## TASK DETAILS
Find the number of lines below in which the word "Katalog" appears, and write that number only.
>> BEGIN
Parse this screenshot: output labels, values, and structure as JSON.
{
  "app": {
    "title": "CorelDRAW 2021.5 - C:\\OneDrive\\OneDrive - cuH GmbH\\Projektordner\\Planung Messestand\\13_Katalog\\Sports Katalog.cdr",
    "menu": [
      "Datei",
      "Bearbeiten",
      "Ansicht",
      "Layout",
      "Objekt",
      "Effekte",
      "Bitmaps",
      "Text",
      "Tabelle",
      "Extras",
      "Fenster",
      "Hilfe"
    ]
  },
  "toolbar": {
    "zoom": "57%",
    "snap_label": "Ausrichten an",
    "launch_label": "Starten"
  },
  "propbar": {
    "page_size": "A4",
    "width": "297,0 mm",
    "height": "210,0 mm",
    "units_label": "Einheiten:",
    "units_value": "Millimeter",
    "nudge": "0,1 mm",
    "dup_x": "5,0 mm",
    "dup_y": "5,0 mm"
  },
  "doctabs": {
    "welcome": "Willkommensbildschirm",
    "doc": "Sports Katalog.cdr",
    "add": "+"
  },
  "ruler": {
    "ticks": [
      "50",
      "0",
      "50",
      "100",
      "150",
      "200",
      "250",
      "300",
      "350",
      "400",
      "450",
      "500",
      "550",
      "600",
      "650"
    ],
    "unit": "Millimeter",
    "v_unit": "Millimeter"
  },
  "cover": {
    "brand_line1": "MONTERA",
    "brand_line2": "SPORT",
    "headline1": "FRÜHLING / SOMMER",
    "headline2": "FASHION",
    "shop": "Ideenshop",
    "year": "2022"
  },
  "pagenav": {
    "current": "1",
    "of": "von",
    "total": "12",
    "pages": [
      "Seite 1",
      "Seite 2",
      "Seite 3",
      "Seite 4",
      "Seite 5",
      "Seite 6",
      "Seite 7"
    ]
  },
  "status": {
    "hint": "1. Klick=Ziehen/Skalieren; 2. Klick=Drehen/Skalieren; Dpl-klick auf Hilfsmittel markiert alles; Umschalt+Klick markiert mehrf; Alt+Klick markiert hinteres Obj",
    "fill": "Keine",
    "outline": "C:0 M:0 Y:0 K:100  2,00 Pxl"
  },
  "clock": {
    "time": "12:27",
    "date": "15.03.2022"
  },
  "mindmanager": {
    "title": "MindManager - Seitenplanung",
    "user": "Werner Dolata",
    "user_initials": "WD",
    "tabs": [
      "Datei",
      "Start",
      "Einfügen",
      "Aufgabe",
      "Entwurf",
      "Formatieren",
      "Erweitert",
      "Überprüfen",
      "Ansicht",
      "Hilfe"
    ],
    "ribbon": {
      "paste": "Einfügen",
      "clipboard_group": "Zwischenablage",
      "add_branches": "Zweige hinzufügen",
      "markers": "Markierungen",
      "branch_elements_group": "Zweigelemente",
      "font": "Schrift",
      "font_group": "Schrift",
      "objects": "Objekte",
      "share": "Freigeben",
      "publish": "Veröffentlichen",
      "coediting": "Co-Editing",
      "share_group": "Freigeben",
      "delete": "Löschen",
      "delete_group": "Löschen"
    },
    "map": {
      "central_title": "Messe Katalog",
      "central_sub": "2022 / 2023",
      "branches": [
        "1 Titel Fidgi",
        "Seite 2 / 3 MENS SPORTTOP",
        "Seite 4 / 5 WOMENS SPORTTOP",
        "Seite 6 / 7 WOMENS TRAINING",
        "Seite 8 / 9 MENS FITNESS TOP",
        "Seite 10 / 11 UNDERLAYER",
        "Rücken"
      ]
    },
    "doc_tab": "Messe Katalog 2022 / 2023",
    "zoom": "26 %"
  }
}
>> END
## FULL RESPONSE
4